# Broadford Works, Aberdeen - Time Running Out?



## Seahorse (Feb 9, 2011)

For those that have always wanted, but have been putting it off, to visit Broadford Works in Aberdeen, you'd better get yer skates on. This wee snippit from today's P&J. 

http://www.pressandjournal.co.uk/Article.aspx/2128570



> Urban village plans revealed in £50m Richards site revamp
> Public have their say on redevelopment plan for derelict factory
> By Rebecca Buchan
> 
> ...


----------



## nelly (Feb 9, 2011)

This is interesting, but it's not a report


----------



## krela (Feb 9, 2011)

Oh dear Seahorse, and you a mod too!

Tut tut lol.


----------



## nelly (Feb 9, 2011)

krela said:


> Oh dear Seahorse, and you a mod too!
> 
> Tut tut lol.



We all make mistakes


----------



## lost (Feb 9, 2011)

I can't see them retaining all of the mills. As with so many historic sites earmarked for redevelopment, it's been left wide open to advance dereliction.


----------



## wolfism (Feb 9, 2011)

Fingers crossed they will do: iirc Broadford Works is listed as a group, rather than several individual buildings being listed separately. I hate to think what the newbuilds will look like, though.


----------



## Seahorse (Feb 10, 2011)

krela said:


> Oh dear Seahorse, and you a mod too!
> 
> Tut tut lol.



I knew that. Well spotted Nelly. You've passed the test.


----------



## wolfism (Jul 19, 2012)

I see the Aiberdeen cooncillors have thrown out the latest planning application for Broadford Works… so its spiral of decline will continue.


----------



## The Lone Ranger (Jul 19, 2012)

They have managed to close the place down well recently, and put up a few cameras  

Hopefully the buildings will survive long enough for something to be done to them; rather than them just happening to burn down one evening.


----------



## Scotsgraymouser (Jul 21, 2012)

As my daughter used to live right across from this site, and having watched them quibble on it for the past 15 years, (much like the Triple Kirks in the center of town)..I will believe it when I see it. *sigh*


----------



## lost (Jul 21, 2012)

It's about 6 years too late for decent security, the place has been laughably easy to access for that long.


----------
..........
According to the Broadford Works thread, how is the site listed?

Data -
..........
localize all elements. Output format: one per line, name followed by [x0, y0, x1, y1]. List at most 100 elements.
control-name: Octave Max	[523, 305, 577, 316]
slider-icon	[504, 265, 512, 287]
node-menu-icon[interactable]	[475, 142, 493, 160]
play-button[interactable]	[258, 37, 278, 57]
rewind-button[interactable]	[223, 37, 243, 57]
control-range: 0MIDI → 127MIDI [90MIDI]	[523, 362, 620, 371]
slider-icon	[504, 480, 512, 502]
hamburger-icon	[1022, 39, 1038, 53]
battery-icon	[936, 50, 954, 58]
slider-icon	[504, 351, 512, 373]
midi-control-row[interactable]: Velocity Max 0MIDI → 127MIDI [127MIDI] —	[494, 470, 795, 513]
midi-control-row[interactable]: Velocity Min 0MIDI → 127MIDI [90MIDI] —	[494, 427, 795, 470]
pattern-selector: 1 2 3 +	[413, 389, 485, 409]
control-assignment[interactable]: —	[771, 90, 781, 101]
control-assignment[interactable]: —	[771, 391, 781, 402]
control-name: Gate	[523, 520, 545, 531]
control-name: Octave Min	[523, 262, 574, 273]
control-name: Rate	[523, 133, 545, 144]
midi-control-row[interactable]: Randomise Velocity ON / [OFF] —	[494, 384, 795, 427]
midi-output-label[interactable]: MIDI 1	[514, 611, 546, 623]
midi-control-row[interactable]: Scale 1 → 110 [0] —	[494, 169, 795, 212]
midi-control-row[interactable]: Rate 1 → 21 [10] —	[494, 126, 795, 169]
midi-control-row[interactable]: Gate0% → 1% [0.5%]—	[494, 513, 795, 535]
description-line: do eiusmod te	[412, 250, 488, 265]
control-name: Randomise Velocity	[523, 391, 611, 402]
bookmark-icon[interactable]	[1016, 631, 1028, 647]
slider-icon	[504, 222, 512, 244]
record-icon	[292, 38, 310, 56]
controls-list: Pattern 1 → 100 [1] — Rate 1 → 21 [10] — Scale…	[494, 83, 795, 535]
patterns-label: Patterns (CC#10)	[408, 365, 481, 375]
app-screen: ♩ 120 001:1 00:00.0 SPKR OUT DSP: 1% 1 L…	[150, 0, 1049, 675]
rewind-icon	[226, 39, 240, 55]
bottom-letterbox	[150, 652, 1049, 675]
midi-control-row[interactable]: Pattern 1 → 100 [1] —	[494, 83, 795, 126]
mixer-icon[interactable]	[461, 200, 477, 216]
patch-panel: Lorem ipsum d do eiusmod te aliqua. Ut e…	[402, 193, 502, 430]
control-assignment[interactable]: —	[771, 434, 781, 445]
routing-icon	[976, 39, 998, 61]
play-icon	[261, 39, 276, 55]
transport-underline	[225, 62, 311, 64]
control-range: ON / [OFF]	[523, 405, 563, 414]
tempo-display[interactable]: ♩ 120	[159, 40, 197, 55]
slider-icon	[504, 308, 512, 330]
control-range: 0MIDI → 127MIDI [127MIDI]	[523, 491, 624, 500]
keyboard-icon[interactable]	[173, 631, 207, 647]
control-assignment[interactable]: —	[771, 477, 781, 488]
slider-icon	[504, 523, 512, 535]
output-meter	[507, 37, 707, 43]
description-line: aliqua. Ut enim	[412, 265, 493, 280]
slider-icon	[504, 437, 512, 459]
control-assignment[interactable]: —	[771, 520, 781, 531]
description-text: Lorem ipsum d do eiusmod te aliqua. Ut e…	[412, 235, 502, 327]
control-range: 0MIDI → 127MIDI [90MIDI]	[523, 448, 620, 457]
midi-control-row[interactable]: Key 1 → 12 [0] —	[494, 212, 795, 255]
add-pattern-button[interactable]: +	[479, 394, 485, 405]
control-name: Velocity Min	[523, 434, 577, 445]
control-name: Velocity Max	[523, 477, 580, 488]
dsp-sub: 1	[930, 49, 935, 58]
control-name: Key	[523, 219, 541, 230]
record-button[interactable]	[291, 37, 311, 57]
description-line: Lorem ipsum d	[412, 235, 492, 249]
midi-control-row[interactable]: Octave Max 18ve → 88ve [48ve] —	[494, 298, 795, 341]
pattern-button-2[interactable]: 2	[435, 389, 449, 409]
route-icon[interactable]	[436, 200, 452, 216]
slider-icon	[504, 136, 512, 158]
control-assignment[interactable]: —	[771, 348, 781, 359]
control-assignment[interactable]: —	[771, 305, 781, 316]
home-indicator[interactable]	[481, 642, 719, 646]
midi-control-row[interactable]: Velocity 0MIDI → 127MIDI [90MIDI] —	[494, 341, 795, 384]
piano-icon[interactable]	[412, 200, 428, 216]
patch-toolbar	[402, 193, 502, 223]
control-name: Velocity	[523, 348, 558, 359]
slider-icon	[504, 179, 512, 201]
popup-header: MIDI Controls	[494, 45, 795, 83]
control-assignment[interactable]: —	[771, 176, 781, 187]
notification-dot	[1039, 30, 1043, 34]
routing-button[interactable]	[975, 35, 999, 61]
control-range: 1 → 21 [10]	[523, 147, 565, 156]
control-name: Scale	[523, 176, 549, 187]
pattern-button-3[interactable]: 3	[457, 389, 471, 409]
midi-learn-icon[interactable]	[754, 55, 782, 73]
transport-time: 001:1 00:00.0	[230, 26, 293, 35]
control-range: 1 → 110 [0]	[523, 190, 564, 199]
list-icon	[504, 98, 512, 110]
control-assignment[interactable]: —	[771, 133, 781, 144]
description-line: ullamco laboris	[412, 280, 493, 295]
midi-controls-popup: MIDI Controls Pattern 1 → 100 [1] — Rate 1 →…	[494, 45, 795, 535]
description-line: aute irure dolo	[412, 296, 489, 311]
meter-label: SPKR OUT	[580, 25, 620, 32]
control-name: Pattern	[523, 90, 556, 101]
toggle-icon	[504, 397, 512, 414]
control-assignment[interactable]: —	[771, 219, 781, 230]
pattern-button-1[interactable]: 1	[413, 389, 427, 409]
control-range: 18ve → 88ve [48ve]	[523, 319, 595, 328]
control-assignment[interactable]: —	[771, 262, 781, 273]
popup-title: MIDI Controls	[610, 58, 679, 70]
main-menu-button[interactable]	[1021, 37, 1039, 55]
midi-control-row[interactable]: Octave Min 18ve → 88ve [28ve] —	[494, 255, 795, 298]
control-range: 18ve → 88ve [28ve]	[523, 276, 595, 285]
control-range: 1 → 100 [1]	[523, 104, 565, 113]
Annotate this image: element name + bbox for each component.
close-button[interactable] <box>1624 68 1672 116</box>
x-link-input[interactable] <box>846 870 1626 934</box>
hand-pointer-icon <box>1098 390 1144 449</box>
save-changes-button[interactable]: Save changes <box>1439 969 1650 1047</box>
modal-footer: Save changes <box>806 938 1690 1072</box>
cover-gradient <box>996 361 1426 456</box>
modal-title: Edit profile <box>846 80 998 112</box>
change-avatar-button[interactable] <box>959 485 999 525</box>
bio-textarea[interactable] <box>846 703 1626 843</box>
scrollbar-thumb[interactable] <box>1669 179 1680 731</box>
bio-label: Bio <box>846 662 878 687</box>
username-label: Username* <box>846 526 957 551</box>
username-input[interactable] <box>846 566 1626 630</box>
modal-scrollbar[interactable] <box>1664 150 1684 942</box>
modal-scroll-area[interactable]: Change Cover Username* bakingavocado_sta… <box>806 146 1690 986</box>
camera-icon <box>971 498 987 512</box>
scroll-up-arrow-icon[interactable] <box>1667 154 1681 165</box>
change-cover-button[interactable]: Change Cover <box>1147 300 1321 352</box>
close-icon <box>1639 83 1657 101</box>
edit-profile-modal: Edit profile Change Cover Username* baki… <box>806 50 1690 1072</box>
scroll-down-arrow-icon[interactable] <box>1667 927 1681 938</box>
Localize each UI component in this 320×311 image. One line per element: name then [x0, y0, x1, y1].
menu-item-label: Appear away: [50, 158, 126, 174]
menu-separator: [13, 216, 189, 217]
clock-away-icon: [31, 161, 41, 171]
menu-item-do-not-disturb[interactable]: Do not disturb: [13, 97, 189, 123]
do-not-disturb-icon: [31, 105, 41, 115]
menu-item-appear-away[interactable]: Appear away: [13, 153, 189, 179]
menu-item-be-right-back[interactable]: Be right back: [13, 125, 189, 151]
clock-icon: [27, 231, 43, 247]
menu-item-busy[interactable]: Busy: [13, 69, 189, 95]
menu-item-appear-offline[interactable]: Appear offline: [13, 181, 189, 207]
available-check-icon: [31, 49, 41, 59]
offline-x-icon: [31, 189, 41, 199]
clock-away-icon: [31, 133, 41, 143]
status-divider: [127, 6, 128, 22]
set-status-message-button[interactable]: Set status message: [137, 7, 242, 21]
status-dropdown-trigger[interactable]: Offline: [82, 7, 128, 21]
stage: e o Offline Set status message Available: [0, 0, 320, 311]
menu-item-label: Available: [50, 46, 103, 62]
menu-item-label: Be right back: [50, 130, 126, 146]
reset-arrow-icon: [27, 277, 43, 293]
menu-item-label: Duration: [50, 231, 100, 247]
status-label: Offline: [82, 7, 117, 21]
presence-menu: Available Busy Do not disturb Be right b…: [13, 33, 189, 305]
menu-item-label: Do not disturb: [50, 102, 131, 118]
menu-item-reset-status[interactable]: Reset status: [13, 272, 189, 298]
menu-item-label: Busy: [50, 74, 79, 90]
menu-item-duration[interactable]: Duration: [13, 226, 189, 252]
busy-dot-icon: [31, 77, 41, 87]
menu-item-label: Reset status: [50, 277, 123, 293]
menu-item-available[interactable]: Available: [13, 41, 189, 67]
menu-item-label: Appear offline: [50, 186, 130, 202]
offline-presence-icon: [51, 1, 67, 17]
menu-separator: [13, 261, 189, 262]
..........
Full response - It is listed as a group, rather than as several individual buildings listed separately.